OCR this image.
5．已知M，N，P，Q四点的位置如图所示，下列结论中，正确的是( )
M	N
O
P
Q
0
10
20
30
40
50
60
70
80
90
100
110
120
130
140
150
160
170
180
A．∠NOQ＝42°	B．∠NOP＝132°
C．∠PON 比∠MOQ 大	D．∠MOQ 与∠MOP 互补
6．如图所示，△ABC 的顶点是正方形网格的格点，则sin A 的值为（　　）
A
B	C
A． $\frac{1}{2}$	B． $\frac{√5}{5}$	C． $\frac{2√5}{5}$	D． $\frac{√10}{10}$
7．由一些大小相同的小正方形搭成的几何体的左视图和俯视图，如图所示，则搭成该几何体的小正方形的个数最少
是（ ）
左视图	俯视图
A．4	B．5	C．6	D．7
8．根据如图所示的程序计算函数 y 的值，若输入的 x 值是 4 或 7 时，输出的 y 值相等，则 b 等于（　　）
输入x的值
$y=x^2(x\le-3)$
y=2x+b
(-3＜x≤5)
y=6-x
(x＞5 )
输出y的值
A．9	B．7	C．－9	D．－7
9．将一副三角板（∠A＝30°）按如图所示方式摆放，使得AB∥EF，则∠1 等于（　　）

============================================================

Set all of the records down again, exactly as they stand.

OCR this image.
5．已知M，N，P，Q四点的位置如图所示，下列结论中，正确的是( )
M	N
O
P
Q
0
10
20
30
40
50
60
70
80
90
100
110
120
130
140
150
160
170
180
A．∠NOQ＝42°	B．∠NOP＝132°
C．∠PON 比∠MOQ 大	D．∠MOQ 与∠MOP 互补
6．如图所示，△ABC 的顶点是正方形网格的格点，则sin A 的值为（　　）
A
B	C
A． $\frac{1}{2}$	B． $\frac{√5}{5}$	C． $\frac{2√5}{5}$	D． $\frac{√10}{10}$
7．由一些大小相同的小正方形搭成的几何体的左视图和俯视图，如图所示，则搭成该几何体的小正方形的个数最少
是（ ）
左视图	俯视图
A．4	B．5	C．6	D．7
8．根据如图所示的程序计算函数 y 的值，若输入的 x 值是 4 或 7 时，输出的 y 值相等，则 b 等于（　　）
输入x的值
$y=x^2(x\le-3)$
y=2x+b
(-3＜x≤5)
y=6-x
(x＞5 )
输出y的值
A．9	B．7	C．－9	D．－7
9．将一副三角板（∠A＝30°）按如图所示方式摆放，使得AB∥EF，则∠1 等于（　　）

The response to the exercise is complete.